= EXERCISE REQUIREMENTS =
Write out the data below exactly as given, without any of its pictures.

········

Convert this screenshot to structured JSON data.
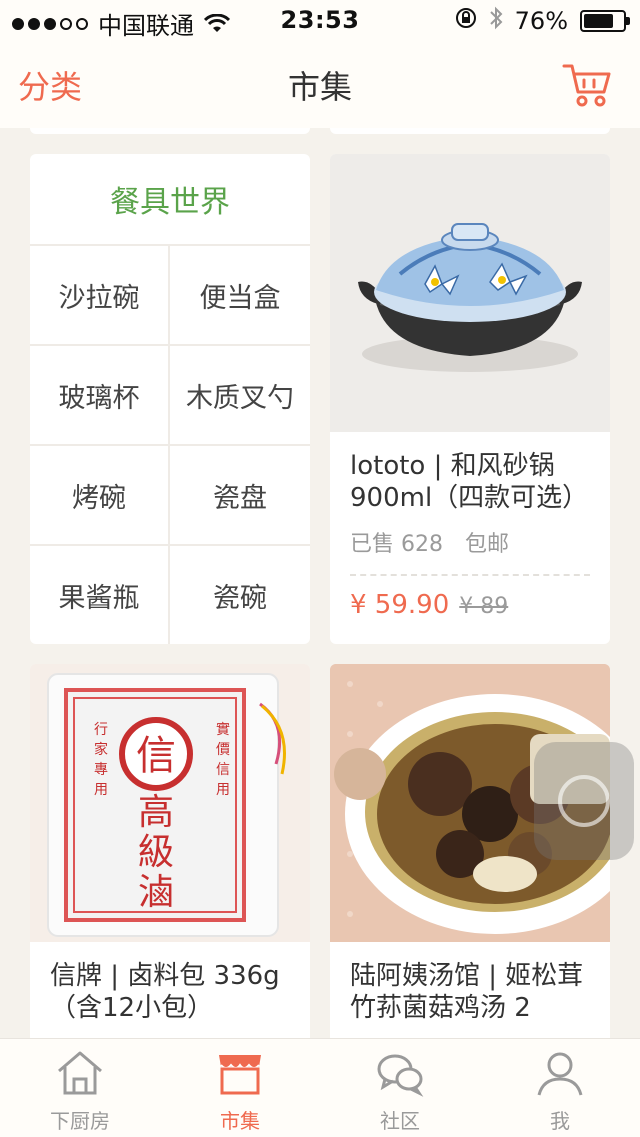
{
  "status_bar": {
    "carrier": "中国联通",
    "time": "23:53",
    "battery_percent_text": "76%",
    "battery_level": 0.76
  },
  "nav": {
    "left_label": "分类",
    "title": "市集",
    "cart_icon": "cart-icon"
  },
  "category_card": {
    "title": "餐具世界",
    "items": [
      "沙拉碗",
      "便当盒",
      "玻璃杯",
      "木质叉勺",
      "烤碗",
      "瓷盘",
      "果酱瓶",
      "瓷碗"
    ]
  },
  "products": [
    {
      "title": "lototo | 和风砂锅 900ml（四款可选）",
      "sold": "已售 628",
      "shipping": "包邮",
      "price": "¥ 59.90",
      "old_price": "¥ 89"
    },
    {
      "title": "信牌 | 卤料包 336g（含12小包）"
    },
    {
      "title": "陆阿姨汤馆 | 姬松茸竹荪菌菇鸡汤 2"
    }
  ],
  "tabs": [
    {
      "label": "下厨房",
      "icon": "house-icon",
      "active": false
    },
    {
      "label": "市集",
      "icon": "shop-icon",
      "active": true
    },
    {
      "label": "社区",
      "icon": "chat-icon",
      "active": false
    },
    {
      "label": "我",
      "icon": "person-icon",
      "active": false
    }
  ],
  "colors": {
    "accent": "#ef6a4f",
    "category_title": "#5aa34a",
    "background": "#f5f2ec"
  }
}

········

= SOLUTION FOR THIS EXERCISE =
Convert this screenshot to structured JSON data.
{
  "status_bar": {
    "carrier": "中国联通",
    "time": "23:53",
    "battery_percent_text": "76%",
    "battery_level": 0.76
  },
  "nav": {
    "left_label": "分类",
    "title": "市集",
    "cart_icon": "cart-icon"
  },
  "category_card": {
    "title": "餐具世界",
    "items": [
      "沙拉碗",
      "便当盒",
      "玻璃杯",
      "木质叉勺",
      "烤碗",
      "瓷盘",
      "果酱瓶",
      "瓷碗"
    ]
  },
  "products": [
    {
      "title": "lototo | 和风砂锅 900ml（四款可选）",
      "sold": "已售 628",
      "shipping": "包邮",
      "price": "¥ 59.90",
      "old_price": "¥ 89"
    },
    {
      "title": "信牌 | 卤料包 336g（含12小包）"
    },
    {
      "title": "陆阿姨汤馆 | 姬松茸竹荪菌菇鸡汤 2"
    }
  ],
  "tabs": [
    {
      "label": "下厨房",
      "icon": "house-icon",
      "active": false
    },
    {
      "label": "市集",
      "icon": "shop-icon",
      "active": true
    },
    {
      "label": "社区",
      "icon": "chat-icon",
      "active": false
    },
    {
      "label": "我",
      "icon": "person-icon",
      "active": false
    }
  ],
  "colors": {
    "accent": "#ef6a4f",
    "category_title": "#5aa34a",
    "background": "#f5f2ec"
  }
}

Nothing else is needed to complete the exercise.